Gather, from the data below, each line in which the word "JSON" occurs.
= = = =
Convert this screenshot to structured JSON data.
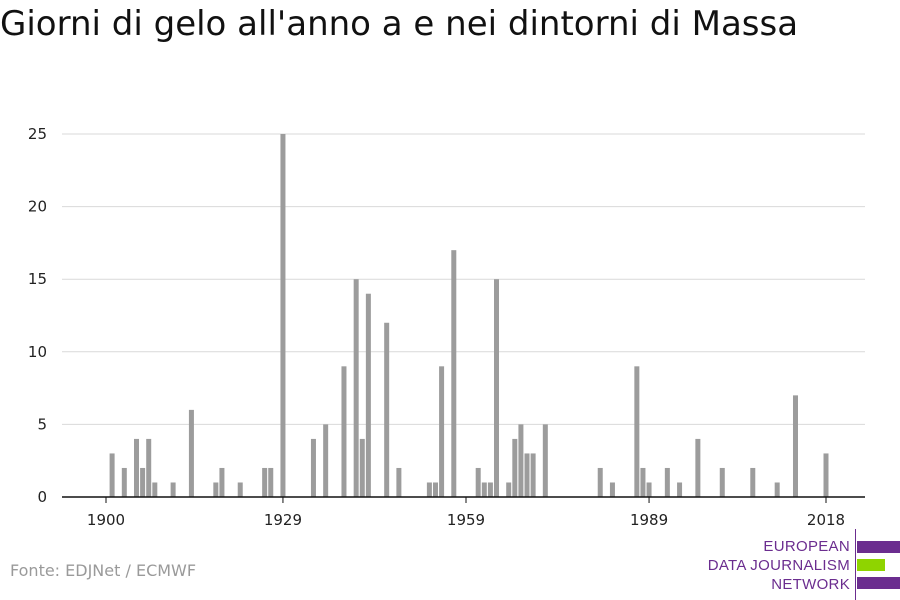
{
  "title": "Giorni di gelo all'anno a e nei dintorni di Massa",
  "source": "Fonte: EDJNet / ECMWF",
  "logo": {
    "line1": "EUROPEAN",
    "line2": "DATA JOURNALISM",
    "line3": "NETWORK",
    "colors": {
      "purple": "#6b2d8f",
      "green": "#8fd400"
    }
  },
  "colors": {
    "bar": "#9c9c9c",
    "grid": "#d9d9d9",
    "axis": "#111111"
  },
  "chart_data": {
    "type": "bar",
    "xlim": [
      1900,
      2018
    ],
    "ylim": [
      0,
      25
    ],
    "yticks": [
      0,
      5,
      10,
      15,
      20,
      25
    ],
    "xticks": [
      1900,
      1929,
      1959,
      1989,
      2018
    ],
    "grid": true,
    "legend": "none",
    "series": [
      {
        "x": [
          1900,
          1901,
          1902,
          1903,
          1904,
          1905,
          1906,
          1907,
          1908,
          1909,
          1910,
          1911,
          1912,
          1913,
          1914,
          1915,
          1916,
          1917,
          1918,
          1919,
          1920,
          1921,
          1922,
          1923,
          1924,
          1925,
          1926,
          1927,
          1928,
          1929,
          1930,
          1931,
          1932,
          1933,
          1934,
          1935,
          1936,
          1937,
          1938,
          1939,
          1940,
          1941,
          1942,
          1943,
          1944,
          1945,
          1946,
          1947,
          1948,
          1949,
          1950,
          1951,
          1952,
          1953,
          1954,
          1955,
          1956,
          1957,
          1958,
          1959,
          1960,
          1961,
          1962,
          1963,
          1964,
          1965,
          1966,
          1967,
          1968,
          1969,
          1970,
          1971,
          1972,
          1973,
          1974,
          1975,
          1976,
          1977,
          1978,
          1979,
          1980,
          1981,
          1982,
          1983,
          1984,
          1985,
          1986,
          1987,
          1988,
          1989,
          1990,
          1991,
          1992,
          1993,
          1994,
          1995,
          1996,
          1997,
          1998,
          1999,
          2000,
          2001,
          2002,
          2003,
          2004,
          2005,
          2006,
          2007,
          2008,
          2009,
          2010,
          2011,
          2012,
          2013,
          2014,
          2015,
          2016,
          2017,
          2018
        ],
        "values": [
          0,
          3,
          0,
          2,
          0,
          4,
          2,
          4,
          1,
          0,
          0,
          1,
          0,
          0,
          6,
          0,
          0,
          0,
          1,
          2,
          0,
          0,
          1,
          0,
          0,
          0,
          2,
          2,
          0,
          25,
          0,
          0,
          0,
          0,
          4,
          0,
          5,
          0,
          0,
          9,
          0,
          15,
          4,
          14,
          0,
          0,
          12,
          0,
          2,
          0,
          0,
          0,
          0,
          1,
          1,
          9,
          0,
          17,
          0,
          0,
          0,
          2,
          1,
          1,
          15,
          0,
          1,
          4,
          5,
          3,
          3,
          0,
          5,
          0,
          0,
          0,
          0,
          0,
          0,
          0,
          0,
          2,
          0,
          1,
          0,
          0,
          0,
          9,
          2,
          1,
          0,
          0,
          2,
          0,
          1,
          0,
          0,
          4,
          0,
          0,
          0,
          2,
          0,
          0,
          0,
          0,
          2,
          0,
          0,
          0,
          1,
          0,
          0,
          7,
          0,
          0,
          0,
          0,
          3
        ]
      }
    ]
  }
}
= = = =
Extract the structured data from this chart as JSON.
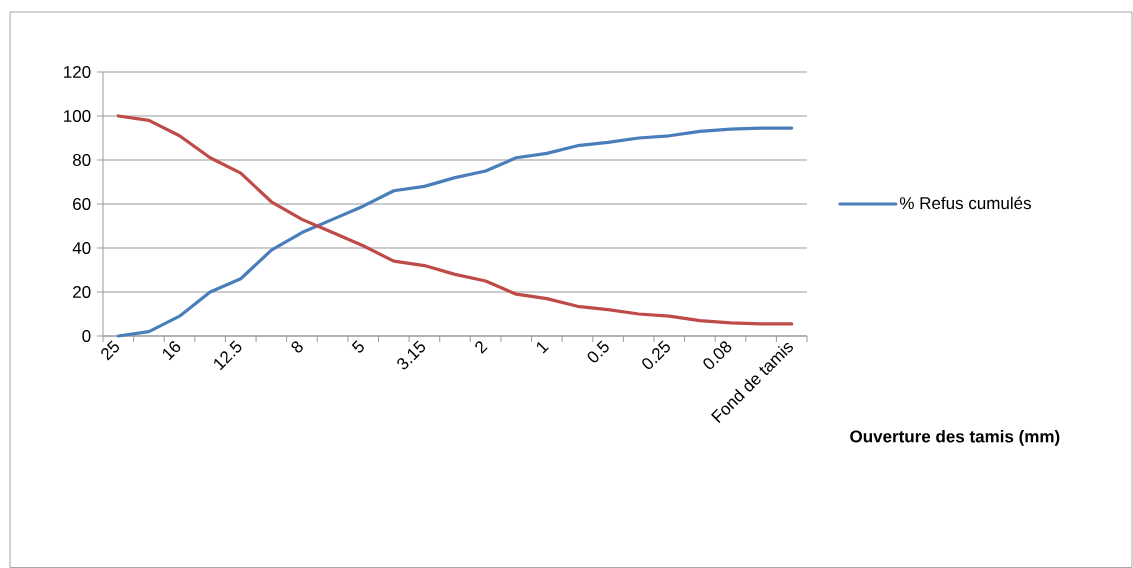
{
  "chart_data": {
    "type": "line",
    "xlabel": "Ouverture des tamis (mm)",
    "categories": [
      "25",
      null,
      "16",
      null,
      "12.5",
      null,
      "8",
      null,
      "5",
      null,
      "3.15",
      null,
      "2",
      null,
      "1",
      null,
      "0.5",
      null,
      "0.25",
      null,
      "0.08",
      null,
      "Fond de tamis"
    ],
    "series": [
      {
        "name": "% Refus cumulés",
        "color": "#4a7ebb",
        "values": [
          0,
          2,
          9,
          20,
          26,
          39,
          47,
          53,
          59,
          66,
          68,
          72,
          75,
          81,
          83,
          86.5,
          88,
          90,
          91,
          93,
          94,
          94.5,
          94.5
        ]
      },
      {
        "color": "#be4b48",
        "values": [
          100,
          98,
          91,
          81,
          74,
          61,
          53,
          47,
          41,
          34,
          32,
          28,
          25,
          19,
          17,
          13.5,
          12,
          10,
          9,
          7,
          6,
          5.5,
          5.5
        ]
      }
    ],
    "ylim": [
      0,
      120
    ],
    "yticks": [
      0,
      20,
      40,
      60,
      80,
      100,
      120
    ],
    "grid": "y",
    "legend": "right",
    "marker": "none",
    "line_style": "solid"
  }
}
= = = =
▶ **Task output**
Convert this screenshot to structured JSON data.
Extract the structured data from this chart as JSON.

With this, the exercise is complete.